Dataset records:
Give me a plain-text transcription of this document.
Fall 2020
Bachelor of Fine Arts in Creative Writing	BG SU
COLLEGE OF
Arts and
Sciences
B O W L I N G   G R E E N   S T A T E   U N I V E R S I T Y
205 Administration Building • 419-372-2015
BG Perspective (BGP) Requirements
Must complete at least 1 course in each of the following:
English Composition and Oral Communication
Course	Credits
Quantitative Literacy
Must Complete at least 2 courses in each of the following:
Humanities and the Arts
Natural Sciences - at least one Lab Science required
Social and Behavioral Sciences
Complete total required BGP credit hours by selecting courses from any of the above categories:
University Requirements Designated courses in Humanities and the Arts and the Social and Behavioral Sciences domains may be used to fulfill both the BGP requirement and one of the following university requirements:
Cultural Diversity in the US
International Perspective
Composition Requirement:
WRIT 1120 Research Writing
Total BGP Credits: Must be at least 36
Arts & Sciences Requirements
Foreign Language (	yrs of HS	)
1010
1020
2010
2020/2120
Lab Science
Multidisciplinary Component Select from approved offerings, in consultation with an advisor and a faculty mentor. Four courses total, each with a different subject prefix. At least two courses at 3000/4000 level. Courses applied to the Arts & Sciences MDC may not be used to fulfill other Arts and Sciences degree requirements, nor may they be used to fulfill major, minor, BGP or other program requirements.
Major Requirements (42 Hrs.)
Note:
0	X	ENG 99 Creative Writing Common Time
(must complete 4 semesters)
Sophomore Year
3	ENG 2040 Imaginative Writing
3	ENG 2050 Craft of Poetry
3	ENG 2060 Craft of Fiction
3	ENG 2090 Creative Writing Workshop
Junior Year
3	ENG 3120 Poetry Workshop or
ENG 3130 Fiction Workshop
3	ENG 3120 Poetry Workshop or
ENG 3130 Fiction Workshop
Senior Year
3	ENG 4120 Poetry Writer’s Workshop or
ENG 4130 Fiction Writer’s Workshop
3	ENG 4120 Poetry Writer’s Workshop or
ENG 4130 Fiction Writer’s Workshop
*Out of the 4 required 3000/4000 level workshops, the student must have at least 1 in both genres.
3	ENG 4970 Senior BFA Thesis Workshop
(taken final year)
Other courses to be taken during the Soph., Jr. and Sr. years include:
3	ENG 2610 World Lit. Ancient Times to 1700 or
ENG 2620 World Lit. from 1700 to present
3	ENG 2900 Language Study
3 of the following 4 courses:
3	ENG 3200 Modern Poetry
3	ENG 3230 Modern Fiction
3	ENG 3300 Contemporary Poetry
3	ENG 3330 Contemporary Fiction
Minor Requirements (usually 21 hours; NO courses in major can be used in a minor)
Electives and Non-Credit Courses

---

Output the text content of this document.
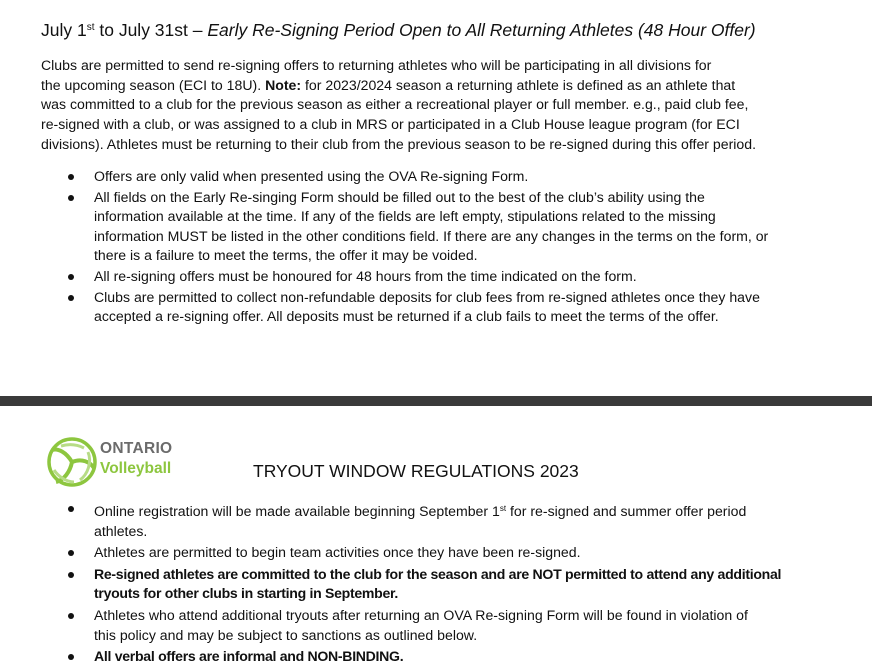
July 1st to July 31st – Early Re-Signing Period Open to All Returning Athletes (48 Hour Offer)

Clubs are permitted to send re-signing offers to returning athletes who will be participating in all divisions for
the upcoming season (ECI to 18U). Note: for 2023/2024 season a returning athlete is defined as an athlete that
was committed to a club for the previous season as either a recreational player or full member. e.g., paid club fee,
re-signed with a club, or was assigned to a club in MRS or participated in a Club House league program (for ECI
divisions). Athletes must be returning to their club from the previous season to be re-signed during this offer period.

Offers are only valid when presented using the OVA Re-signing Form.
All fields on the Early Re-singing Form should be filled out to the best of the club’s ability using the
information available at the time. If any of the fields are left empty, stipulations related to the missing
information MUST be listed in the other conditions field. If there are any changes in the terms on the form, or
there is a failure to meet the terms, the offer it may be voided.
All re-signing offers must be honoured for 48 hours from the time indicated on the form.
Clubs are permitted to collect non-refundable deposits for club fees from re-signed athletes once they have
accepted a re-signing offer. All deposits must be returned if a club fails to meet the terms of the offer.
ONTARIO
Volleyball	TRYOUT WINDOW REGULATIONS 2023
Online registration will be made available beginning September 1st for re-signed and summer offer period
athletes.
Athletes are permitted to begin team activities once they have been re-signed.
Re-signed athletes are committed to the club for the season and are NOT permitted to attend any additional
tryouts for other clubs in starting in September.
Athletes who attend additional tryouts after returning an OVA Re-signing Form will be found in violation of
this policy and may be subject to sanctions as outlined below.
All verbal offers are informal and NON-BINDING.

**Task**
Pick out all lines containing the string "this".

**Correct output**
Give me a plain-text transcription of this document.
Output the text content of this document.
divisions). Athletes must be returning to their club from the previous season to be re-signed during this offer period.
this policy and may be subject to sanctions as outlined below.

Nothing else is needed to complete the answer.